* Begin RECORDS PROVIDED *

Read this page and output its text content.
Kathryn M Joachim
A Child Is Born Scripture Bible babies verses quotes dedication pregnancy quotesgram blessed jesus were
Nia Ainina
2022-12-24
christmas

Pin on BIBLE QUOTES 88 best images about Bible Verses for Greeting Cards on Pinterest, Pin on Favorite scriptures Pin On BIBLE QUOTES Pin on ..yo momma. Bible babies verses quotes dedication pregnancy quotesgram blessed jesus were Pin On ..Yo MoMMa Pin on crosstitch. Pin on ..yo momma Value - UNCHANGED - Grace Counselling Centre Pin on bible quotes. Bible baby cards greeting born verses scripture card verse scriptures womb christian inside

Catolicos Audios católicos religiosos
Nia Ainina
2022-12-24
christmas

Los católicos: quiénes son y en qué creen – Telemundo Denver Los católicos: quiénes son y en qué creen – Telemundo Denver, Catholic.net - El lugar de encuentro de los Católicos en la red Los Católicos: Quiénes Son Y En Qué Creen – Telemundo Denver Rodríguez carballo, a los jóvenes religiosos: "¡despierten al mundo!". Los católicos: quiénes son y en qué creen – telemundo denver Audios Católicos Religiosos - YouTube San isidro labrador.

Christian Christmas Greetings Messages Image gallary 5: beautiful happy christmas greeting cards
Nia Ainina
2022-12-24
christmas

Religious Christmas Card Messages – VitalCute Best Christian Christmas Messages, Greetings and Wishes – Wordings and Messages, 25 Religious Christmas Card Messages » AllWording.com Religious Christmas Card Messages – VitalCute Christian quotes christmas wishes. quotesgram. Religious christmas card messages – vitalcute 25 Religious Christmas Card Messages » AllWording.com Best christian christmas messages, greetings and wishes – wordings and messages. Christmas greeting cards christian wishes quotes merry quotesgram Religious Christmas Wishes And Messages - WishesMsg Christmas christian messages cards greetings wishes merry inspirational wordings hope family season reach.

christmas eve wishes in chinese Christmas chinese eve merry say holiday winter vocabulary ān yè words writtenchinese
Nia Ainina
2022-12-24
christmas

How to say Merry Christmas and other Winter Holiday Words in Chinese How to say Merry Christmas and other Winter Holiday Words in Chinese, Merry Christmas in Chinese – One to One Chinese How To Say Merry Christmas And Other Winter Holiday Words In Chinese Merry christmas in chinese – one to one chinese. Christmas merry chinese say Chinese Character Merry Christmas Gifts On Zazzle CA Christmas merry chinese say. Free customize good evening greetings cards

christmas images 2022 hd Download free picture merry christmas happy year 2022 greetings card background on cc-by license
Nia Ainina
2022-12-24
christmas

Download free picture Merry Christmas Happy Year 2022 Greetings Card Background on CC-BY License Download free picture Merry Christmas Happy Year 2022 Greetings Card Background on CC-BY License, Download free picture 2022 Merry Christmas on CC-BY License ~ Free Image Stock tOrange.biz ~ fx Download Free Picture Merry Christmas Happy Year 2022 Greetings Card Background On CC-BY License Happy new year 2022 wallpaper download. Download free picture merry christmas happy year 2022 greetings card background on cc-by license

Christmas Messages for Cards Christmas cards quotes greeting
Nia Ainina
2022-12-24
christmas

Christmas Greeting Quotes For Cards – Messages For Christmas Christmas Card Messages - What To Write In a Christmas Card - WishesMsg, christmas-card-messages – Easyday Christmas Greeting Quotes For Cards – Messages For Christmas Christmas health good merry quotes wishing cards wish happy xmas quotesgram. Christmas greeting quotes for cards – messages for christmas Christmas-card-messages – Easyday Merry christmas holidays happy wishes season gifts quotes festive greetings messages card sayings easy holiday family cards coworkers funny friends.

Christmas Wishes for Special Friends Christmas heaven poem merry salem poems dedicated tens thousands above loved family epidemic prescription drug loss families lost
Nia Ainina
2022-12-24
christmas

* End RECORDS PROVIDED *

Restate every line of the data word for word.

Read this page and output its text content.
Kathryn M Joachim
A Child Is Born Scripture Bible babies verses quotes dedication pregnancy quotesgram blessed jesus were
Nia Ainina
2022-12-24
christmas

Pin on BIBLE QUOTES 88 best images about Bible Verses for Greeting Cards on Pinterest, Pin on Favorite scriptures Pin On BIBLE QUOTES Pin on ..yo momma. Bible babies verses quotes dedication pregnancy quotesgram blessed jesus were Pin On ..Yo MoMMa Pin on crosstitch. Pin on ..yo momma Value - UNCHANGED - Grace Counselling Centre Pin on bible quotes. Bible baby cards greeting born verses scripture card verse scriptures womb christian inside

Catolicos Audios católicos religiosos
Nia Ainina
2022-12-24
christmas

Los católicos: quiénes son y en qué creen – Telemundo Denver Los católicos: quiénes son y en qué creen – Telemundo Denver, Catholic.net - El lugar de encuentro de los Católicos en la red Los Católicos: Quiénes Son Y En Qué Creen – Telemundo Denver Rodríguez carballo, a los jóvenes religiosos: "¡despierten al mundo!". Los católicos: quiénes son y en qué creen – telemundo denver Audios Católicos Religiosos - YouTube San isidro labrador.

Christian Christmas Greetings Messages Image gallary 5: beautiful happy christmas greeting cards
Nia Ainina
2022-12-24
christmas

Religious Christmas Card Messages – VitalCute Best Christian Christmas Messages, Greetings and Wishes – Wordings and Messages, 25 Religious Christmas Card Messages » AllWording.com Religious Christmas Card Messages – VitalCute Christian quotes christmas wishes. quotesgram. Religious christmas card messages – vitalcute 25 Religious Christmas Card Messages » AllWording.com Best christian christmas messages, greetings and wishes – wordings and messages. Christmas greeting cards christian wishes quotes merry quotesgram Religious Christmas Wishes And Messages - WishesMsg Christmas christian messages cards greetings wishes merry inspirational wordings hope family season reach.

christmas eve wishes in chinese Christmas chinese eve merry say holiday winter vocabulary ān yè words writtenchinese
Nia Ainina
2022-12-24
christmas

How to say Merry Christmas and other Winter Holiday Words in Chinese How to say Merry Christmas and other Winter Holiday Words in Chinese, Merry Christmas in Chinese – One to One Chinese How To Say Merry Christmas And Other Winter Holiday Words In Chinese Merry christmas in chinese – one to one chinese. Christmas merry chinese say Chinese Character Merry Christmas Gifts On Zazzle CA Christmas merry chinese say. Free customize good evening greetings cards

christmas images 2022 hd Download free picture merry christmas happy year 2022 greetings card background on cc-by license
Nia Ainina
2022-12-24
christmas

Download free picture Merry Christmas Happy Year 2022 Greetings Card Background on CC-BY License Download free picture Merry Christmas Happy Year 2022 Greetings Card Background on CC-BY License, Download free picture 2022 Merry Christmas on CC-BY License ~ Free Image Stock tOrange.biz ~ fx Download Free Picture Merry Christmas Happy Year 2022 Greetings Card Background On CC-BY License Happy new year 2022 wallpaper download. Download free picture merry christmas happy year 2022 greetings card background on cc-by license

Christmas Messages for Cards Christmas cards quotes greeting
Nia Ainina
2022-12-24
christmas

Christmas Greeting Quotes For Cards – Messages For Christmas Christmas Card Messages - What To Write In a Christmas Card - WishesMsg, christmas-card-messages – Easyday Christmas Greeting Quotes For Cards – Messages For Christmas Christmas health good merry quotes wishing cards wish happy xmas quotesgram. Christmas greeting quotes for cards – messages for christmas Christmas-card-messages – Easyday Merry christmas holidays happy wishes season gifts quotes festive greetings messages card sayings easy holiday family cards coworkers funny friends.

Christmas Wishes for Special Friends Christmas heaven poem merry salem poems dedicated tens thousands above loved family epidemic prescription drug loss families lost
Nia Ainina
2022-12-24
christmas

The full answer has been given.